### EXERCISE INPUTS
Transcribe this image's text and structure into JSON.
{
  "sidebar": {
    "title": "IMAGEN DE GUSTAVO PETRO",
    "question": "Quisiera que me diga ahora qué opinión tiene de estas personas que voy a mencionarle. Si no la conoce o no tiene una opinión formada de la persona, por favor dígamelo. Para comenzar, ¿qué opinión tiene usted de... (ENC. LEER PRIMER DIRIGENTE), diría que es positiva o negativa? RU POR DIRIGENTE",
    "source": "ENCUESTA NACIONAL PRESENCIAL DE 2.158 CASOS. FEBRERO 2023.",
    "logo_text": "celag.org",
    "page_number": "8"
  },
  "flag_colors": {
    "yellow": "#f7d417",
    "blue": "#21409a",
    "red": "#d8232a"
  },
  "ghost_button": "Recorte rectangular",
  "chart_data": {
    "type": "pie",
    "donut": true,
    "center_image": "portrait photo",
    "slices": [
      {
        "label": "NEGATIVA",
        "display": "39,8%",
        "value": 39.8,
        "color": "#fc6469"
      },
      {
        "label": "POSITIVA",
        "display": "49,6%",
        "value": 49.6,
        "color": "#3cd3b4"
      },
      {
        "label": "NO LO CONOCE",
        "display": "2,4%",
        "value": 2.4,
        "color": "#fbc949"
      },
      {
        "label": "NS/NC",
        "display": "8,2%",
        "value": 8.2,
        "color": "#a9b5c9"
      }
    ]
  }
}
* * *
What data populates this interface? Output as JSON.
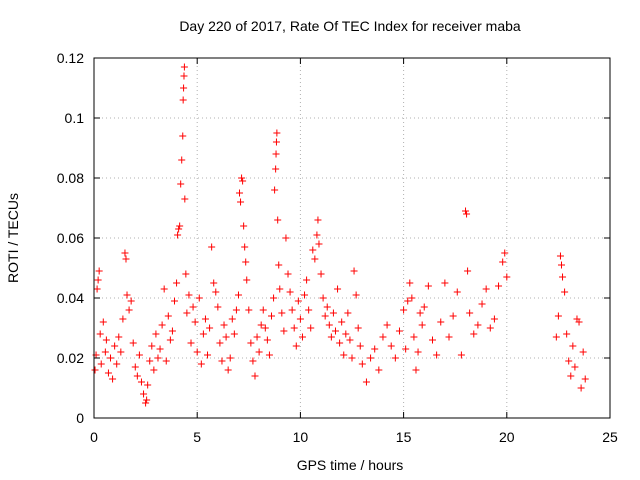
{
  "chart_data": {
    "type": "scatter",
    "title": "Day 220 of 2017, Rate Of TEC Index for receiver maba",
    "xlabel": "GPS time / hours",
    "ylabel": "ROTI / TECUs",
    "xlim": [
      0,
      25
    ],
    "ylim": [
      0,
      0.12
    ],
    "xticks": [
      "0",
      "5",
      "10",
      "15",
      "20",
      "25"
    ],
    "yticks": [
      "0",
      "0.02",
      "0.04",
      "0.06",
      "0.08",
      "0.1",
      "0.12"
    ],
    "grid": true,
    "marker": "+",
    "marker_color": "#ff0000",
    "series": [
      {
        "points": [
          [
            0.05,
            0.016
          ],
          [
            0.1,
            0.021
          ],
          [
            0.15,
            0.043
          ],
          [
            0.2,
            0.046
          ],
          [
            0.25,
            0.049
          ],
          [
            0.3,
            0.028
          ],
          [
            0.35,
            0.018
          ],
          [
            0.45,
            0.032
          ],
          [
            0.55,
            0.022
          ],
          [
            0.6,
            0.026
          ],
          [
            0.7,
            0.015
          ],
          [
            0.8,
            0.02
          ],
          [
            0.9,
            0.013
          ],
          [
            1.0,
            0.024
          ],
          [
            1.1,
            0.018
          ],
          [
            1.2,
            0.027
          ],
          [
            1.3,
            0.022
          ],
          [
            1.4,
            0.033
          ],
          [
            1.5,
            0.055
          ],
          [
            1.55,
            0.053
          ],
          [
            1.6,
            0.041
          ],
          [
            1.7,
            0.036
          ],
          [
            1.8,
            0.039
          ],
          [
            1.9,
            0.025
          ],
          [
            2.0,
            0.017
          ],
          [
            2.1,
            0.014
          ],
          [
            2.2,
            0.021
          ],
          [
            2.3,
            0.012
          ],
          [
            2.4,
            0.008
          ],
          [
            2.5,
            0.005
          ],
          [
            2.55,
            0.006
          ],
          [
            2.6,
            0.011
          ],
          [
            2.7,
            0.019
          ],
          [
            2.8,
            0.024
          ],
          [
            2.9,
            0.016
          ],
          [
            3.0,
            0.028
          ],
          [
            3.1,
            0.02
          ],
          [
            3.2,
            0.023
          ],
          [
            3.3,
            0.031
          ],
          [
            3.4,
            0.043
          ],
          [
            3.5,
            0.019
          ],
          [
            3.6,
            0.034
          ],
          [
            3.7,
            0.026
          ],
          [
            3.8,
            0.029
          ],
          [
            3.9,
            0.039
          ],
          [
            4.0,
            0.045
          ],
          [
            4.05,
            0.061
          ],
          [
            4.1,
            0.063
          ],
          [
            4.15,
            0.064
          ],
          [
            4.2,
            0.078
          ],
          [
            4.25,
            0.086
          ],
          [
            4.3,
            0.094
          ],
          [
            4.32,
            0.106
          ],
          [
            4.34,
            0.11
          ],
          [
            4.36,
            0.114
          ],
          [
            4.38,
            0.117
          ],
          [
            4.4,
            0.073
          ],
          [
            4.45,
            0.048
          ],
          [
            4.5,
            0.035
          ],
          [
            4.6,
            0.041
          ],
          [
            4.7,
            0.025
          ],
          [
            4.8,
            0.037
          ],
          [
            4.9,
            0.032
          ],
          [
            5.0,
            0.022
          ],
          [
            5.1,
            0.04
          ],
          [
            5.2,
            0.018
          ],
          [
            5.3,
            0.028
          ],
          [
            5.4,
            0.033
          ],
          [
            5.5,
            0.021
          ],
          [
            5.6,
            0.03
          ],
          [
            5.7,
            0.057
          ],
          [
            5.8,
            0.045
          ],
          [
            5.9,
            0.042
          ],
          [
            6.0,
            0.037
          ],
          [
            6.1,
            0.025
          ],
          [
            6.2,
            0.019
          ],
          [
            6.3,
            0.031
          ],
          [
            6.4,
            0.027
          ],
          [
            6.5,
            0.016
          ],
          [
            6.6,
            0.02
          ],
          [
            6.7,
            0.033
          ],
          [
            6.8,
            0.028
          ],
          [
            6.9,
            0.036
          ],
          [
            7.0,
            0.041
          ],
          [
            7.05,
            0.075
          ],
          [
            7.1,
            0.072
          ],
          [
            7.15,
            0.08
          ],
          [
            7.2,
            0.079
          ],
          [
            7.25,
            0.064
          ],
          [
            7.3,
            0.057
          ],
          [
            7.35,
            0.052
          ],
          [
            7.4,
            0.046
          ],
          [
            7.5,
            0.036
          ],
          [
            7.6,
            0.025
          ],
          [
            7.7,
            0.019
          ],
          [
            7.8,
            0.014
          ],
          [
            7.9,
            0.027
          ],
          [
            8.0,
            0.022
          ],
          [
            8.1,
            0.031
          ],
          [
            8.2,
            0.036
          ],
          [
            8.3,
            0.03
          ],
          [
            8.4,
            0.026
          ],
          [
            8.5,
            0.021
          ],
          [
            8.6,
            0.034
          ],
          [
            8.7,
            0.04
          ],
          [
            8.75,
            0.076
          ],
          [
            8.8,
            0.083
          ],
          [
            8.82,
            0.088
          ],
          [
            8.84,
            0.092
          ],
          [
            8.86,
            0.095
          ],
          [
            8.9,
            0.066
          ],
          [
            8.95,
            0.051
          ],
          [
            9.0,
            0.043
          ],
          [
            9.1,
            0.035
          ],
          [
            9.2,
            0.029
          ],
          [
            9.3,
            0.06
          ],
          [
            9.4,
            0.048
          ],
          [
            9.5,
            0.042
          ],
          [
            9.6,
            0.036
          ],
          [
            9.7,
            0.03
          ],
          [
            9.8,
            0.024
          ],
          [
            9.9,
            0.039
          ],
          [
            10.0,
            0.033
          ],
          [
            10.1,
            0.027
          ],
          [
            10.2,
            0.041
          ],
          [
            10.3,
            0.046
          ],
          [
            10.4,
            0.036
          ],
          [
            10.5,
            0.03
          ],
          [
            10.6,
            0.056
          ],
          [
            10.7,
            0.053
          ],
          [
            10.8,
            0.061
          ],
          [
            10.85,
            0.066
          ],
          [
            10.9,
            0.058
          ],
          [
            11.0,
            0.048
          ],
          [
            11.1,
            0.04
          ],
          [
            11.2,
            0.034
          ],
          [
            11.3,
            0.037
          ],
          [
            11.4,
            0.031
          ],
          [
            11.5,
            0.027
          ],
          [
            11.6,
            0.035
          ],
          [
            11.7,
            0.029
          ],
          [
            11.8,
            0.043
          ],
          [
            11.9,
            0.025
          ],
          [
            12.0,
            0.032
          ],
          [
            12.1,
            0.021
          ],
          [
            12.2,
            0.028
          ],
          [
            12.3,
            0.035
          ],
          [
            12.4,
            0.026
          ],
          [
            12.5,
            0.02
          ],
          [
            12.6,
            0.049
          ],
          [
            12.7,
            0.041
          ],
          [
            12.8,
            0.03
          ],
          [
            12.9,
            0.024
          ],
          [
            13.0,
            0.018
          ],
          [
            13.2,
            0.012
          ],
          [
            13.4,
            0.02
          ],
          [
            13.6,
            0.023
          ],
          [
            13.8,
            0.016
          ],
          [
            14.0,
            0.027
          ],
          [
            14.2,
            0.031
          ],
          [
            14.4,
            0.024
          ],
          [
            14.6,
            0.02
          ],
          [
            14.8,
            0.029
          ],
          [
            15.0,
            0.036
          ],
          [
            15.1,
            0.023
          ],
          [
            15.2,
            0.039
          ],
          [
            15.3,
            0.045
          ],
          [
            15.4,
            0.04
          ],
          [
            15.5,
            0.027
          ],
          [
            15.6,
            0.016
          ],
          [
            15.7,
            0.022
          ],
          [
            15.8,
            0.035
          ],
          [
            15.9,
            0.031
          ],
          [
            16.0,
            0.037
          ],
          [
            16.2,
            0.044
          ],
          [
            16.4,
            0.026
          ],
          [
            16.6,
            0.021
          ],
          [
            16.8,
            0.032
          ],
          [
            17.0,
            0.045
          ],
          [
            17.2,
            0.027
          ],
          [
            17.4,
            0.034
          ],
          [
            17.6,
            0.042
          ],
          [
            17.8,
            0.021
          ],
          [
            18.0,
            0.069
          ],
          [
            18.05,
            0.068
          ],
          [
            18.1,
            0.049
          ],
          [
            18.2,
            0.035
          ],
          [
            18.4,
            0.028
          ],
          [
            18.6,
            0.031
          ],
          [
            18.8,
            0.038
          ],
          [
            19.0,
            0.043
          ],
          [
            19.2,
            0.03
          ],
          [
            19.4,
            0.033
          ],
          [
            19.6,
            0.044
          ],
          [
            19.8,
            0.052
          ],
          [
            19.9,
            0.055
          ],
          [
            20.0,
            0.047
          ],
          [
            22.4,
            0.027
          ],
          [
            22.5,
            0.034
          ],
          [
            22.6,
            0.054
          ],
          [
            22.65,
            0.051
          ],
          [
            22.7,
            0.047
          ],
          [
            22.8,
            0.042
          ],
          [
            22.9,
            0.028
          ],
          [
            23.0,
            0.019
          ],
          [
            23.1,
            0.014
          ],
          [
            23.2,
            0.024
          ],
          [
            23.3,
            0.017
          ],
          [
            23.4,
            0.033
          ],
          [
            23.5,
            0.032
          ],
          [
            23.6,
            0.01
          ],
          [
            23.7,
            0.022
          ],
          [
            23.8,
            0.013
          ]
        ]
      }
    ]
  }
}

### WHAT IS NEEDED
Count the lines above that contain the word "display". Give only the number.

### RESPONSE TO THIS EXERCISE
4